**Dataset entries**

***

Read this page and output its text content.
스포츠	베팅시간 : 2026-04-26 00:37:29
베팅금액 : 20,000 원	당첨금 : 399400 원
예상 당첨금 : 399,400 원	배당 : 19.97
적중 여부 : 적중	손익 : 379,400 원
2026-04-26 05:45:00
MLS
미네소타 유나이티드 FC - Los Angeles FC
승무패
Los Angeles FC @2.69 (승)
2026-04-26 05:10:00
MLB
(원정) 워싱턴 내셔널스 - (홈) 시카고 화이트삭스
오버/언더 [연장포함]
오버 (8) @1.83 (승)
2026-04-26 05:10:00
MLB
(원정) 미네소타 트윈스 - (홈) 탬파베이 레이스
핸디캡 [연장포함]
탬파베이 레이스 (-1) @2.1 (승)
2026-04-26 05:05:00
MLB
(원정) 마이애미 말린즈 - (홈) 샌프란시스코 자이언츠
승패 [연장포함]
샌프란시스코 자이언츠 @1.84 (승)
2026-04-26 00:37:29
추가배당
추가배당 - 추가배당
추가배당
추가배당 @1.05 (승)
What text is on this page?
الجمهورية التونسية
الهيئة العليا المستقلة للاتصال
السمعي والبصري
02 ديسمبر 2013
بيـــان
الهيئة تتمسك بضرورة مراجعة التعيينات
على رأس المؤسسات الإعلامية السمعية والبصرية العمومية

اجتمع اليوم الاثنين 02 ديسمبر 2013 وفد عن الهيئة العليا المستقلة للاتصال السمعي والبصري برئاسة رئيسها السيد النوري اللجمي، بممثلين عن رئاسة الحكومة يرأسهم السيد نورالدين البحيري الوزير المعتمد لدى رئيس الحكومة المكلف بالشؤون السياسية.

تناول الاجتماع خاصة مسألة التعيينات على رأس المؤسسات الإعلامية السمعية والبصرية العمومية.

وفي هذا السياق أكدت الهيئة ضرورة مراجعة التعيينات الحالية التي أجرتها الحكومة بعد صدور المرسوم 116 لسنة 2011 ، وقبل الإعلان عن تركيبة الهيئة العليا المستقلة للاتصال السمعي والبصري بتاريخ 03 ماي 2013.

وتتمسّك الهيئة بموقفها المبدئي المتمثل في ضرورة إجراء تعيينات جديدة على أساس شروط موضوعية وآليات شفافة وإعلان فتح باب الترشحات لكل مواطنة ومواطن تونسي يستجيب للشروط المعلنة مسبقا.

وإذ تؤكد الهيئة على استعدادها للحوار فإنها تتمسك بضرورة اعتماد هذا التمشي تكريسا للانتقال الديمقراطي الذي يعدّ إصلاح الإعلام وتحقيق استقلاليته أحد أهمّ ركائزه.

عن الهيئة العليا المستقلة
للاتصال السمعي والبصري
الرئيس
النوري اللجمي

***

**Objective**
Output the listing above exactly as it appears.

**Correct output**
Read this page and output its text content.
스포츠	베팅시간 : 2026-04-26 00:37:29
베팅금액 : 20,000 원	당첨금 : 399400 원
예상 당첨금 : 399,400 원	배당 : 19.97
적중 여부 : 적중	손익 : 379,400 원
2026-04-26 05:45:00
MLS
미네소타 유나이티드 FC - Los Angeles FC
승무패
Los Angeles FC @2.69 (승)
2026-04-26 05:10:00
MLB
(원정) 워싱턴 내셔널스 - (홈) 시카고 화이트삭스
오버/언더 [연장포함]
오버 (8) @1.83 (승)
2026-04-26 05:10:00
MLB
(원정) 미네소타 트윈스 - (홈) 탬파베이 레이스
핸디캡 [연장포함]
탬파베이 레이스 (-1) @2.1 (승)
2026-04-26 05:05:00
MLB
(원정) 마이애미 말린즈 - (홈) 샌프란시스코 자이언츠
승패 [연장포함]
샌프란시스코 자이언츠 @1.84 (승)
2026-04-26 00:37:29
추가배당
추가배당 - 추가배당
추가배당
추가배당 @1.05 (승)
What text is on this page?
الجمهورية التونسية
الهيئة العليا المستقلة للاتصال
السمعي والبصري
02 ديسمبر 2013
بيـــان
الهيئة تتمسك بضرورة مراجعة التعيينات
على رأس المؤسسات الإعلامية السمعية والبصرية العمومية

اجتمع اليوم الاثنين 02 ديسمبر 2013 وفد عن الهيئة العليا المستقلة للاتصال السمعي والبصري برئاسة رئيسها السيد النوري اللجمي، بممثلين عن رئاسة الحكومة يرأسهم السيد نورالدين البحيري الوزير المعتمد لدى رئيس الحكومة المكلف بالشؤون السياسية.

تناول الاجتماع خاصة مسألة التعيينات على رأس المؤسسات الإعلامية السمعية والبصرية العمومية.

وفي هذا السياق أكدت الهيئة ضرورة مراجعة التعيينات الحالية التي أجرتها الحكومة بعد صدور المرسوم 116 لسنة 2011 ، وقبل الإعلان عن تركيبة الهيئة العليا المستقلة للاتصال السمعي والبصري بتاريخ 03 ماي 2013.

وتتمسّك الهيئة بموقفها المبدئي المتمثل في ضرورة إجراء تعيينات جديدة على أساس شروط موضوعية وآليات شفافة وإعلان فتح باب الترشحات لكل مواطنة ومواطن تونسي يستجيب للشروط المعلنة مسبقا.

وإذ تؤكد الهيئة على استعدادها للحوار فإنها تتمسك بضرورة اعتماد هذا التمشي تكريسا للانتقال الديمقراطي الذي يعدّ إصلاح الإعلام وتحقيق استقلاليته أحد أهمّ ركائزه.

عن الهيئة العليا المستقلة
للاتصال السمعي والبصري
الرئيس
النوري اللجمي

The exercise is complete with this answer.